▶ _Prompt_: Select, from the data, each line where "Home" occurs.

▶ _Listed records_:
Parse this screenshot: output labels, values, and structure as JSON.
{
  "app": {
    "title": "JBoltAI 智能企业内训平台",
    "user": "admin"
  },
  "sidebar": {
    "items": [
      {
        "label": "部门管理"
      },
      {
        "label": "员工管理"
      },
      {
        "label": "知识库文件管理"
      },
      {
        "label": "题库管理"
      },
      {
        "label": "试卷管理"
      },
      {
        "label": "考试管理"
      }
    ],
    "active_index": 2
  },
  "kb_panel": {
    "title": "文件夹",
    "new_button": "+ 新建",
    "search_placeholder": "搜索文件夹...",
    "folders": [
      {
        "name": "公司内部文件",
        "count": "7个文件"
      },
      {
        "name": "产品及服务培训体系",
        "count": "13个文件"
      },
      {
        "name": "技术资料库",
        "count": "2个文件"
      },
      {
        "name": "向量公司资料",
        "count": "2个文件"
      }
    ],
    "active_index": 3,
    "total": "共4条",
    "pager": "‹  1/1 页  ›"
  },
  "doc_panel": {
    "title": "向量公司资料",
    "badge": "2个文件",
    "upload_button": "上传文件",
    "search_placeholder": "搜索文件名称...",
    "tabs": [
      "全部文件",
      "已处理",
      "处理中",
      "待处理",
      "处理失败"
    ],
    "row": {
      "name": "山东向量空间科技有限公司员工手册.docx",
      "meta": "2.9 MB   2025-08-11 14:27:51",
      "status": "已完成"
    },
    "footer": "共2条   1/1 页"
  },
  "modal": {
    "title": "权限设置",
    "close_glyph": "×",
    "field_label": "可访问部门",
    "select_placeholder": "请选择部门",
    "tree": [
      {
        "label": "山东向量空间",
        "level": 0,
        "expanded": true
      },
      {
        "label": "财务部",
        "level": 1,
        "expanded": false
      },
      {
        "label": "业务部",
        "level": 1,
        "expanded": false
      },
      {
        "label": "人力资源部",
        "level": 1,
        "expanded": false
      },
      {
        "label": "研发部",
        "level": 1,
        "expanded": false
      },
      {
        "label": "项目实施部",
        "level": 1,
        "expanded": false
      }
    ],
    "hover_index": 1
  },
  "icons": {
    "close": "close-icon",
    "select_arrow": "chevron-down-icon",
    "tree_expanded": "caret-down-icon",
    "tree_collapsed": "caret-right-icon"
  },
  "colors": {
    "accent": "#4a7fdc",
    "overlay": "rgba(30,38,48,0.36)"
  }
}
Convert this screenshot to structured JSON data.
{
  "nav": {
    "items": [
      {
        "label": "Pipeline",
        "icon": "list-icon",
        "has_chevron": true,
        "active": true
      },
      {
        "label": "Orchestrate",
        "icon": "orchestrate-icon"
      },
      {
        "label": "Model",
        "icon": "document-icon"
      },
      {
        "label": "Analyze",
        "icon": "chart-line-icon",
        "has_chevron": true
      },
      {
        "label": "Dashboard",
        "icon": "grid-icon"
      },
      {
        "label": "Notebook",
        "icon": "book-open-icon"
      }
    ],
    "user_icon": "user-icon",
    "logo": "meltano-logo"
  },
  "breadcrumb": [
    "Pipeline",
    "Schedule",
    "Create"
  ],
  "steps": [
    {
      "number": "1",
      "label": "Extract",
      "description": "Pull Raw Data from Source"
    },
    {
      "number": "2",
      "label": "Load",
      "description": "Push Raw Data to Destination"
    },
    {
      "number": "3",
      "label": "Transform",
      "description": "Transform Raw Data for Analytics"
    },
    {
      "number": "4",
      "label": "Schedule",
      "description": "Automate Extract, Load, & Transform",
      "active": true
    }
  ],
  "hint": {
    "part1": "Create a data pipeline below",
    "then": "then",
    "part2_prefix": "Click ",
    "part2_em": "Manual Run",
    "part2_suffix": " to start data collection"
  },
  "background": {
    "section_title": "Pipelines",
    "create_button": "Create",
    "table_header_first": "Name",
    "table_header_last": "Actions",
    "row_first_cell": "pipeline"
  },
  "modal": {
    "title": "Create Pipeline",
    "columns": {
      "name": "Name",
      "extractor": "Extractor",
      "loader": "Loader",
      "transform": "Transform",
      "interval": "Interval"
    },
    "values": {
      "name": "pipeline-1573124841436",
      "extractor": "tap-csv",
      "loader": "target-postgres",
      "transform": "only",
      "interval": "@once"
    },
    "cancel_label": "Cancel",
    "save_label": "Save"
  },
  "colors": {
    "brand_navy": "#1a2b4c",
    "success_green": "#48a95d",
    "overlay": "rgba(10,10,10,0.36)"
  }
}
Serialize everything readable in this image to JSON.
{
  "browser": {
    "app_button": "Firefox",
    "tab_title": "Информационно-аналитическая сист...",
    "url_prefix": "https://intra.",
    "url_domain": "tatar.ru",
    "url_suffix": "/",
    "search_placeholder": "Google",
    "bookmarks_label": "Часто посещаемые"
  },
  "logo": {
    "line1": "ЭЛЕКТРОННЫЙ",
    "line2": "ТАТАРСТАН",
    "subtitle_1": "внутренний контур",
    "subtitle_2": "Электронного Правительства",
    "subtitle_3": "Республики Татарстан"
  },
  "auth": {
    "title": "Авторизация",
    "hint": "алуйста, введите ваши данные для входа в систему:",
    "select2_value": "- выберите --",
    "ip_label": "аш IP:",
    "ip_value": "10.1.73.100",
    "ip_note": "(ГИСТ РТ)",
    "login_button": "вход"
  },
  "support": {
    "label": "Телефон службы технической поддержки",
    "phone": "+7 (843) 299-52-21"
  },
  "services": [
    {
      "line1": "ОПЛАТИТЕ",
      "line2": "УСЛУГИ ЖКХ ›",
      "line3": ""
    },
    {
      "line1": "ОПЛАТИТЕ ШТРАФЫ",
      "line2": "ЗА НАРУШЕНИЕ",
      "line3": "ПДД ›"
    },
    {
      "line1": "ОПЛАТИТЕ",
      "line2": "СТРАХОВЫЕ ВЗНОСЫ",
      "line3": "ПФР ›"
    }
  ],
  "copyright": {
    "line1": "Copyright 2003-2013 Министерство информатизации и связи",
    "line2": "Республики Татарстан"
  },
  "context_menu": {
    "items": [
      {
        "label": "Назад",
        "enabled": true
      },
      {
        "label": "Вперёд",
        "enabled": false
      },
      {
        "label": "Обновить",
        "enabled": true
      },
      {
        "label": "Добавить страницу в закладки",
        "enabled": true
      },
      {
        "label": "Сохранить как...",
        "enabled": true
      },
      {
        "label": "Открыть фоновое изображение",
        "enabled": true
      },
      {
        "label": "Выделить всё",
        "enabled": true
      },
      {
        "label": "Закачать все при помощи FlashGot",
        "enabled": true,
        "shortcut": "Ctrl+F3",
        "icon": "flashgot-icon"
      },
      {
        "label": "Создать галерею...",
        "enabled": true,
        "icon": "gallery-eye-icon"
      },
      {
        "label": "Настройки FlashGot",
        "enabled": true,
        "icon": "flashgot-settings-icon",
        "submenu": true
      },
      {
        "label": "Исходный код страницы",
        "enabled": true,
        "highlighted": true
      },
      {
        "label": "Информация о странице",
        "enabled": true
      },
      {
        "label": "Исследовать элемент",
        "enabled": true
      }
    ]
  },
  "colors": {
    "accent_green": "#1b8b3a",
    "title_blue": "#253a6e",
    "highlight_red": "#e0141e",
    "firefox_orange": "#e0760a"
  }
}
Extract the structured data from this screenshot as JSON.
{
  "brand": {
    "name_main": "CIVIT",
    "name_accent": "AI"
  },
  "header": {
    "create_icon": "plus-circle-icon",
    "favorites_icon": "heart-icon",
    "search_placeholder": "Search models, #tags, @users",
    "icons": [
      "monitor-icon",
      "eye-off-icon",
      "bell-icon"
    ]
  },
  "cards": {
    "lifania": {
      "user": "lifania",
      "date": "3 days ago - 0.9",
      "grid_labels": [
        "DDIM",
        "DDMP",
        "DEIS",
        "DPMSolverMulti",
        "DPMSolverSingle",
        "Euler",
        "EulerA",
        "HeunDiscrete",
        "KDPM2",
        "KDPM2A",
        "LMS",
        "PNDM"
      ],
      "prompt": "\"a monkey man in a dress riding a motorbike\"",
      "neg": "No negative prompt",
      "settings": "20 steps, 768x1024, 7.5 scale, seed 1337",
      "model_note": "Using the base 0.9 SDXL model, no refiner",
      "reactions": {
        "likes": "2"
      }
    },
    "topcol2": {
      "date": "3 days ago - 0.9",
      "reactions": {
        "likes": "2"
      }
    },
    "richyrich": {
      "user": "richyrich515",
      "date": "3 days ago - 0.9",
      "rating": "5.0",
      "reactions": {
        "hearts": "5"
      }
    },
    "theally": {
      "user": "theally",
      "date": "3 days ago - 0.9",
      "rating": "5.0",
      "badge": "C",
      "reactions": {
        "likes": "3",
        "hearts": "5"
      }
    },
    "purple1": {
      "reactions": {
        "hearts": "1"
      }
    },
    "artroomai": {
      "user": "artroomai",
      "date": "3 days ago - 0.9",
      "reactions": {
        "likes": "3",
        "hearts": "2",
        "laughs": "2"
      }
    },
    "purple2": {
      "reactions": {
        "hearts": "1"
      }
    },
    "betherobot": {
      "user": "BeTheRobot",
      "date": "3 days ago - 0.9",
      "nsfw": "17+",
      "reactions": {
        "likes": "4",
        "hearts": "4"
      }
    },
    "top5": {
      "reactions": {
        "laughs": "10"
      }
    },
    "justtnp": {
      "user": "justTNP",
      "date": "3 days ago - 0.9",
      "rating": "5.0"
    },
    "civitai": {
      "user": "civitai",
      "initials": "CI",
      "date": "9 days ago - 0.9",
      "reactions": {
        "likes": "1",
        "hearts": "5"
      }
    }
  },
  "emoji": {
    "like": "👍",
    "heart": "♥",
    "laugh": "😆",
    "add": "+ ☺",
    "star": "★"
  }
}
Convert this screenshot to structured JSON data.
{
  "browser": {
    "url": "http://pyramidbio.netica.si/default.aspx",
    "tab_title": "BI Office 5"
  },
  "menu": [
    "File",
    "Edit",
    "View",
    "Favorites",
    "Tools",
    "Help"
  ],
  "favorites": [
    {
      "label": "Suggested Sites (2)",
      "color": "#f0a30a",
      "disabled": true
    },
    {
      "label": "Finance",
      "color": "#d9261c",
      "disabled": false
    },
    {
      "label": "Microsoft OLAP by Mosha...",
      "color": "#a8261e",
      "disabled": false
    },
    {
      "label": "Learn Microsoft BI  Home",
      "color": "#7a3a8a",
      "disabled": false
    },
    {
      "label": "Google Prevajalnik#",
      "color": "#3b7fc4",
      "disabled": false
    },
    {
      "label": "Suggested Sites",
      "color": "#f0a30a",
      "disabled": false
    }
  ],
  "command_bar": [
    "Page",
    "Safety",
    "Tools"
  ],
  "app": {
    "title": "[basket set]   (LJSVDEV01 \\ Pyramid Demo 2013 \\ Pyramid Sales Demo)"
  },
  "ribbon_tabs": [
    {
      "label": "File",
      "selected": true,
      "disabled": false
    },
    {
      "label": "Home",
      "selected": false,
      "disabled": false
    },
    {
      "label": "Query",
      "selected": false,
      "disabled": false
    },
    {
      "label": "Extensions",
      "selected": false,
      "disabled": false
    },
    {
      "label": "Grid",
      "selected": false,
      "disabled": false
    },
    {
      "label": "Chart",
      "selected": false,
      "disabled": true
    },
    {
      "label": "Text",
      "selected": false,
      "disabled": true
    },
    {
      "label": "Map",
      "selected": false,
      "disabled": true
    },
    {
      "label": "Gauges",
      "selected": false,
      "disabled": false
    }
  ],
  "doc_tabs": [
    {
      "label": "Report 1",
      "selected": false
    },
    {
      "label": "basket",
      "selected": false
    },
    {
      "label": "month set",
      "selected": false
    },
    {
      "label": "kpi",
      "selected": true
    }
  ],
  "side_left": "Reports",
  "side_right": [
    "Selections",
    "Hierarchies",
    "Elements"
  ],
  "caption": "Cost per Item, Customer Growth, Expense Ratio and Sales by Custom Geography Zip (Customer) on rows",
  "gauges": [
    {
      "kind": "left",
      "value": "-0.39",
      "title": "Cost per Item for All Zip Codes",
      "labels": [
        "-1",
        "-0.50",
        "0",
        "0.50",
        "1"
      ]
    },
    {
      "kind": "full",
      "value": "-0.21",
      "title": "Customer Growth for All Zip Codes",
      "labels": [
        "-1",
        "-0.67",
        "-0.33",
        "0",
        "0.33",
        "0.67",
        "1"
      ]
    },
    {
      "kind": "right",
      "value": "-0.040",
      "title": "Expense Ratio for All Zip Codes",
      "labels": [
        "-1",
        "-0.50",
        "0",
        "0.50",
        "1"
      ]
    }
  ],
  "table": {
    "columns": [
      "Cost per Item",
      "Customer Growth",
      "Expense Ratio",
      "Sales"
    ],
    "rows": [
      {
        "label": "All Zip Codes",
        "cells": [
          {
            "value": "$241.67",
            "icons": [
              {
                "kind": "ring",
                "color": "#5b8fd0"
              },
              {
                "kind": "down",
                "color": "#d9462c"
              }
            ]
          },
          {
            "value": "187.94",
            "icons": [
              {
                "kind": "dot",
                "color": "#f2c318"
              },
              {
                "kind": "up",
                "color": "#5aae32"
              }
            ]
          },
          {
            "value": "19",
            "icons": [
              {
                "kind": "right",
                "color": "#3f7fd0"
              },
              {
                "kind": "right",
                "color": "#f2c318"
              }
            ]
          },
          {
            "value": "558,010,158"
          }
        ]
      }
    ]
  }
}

▶ _Task response_:
      "label": "Learn Microsoft BI  Home",
      "label": "Home",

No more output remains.